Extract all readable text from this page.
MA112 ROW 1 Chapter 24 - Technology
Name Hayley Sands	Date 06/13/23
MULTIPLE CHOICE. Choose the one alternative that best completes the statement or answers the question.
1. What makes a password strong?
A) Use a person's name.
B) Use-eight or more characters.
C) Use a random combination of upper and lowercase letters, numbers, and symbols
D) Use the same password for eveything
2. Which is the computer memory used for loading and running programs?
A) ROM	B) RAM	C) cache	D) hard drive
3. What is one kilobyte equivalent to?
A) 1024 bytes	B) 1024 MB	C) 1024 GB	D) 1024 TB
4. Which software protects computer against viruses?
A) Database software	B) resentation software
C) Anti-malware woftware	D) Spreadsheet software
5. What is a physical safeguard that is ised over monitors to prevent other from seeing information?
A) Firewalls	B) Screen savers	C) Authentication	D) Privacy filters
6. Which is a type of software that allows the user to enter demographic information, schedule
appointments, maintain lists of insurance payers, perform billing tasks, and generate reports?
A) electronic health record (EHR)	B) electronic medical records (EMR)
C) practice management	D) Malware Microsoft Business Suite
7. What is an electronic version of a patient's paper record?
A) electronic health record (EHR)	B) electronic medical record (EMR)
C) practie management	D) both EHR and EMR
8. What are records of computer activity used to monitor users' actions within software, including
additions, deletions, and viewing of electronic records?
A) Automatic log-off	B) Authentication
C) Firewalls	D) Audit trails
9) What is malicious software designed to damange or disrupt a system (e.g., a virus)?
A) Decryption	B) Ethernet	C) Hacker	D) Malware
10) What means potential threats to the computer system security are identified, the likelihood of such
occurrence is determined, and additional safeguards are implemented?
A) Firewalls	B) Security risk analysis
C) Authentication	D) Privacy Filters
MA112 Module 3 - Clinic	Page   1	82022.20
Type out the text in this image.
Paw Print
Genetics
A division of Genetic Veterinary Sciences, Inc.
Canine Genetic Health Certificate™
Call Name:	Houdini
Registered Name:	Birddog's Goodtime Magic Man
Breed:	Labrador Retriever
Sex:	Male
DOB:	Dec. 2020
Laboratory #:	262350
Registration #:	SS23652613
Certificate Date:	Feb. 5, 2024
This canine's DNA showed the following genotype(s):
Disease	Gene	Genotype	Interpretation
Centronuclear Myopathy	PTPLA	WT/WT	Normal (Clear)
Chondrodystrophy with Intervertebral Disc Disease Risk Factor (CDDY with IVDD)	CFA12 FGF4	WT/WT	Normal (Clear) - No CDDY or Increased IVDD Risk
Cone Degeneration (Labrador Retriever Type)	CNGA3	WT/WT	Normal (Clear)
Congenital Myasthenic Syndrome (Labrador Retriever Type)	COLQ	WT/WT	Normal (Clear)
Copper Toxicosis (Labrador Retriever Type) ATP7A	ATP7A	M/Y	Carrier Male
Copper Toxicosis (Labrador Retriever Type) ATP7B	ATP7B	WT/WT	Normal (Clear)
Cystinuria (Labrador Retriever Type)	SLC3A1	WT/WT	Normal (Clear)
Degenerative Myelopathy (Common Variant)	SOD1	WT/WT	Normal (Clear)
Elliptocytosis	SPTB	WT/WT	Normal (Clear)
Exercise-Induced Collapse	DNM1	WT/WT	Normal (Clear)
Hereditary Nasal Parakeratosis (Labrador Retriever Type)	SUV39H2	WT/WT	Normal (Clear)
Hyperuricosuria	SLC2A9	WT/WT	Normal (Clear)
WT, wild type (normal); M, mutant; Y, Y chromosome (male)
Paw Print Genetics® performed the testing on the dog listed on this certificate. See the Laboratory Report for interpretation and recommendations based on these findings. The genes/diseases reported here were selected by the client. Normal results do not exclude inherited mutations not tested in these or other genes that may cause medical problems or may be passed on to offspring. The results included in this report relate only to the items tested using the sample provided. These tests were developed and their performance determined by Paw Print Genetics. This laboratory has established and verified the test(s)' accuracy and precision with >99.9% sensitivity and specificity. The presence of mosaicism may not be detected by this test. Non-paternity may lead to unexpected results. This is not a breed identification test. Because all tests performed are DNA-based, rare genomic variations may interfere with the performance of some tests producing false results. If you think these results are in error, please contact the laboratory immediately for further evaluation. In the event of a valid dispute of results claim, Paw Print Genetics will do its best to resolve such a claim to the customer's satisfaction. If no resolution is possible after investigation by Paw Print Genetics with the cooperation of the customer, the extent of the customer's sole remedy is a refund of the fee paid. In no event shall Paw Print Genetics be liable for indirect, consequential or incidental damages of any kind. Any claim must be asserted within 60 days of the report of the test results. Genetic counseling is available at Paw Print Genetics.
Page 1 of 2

Task item - Search the listing for "computer" and copy each line holding it.

Task answer -
2. Which is the computer memory used for loading and running programs?
4. Which software protects computer against viruses?
8. What are records of computer activity used to monitor users' actions within software, including
10) What means potential threats to the computer system security are identified, the likelihood of such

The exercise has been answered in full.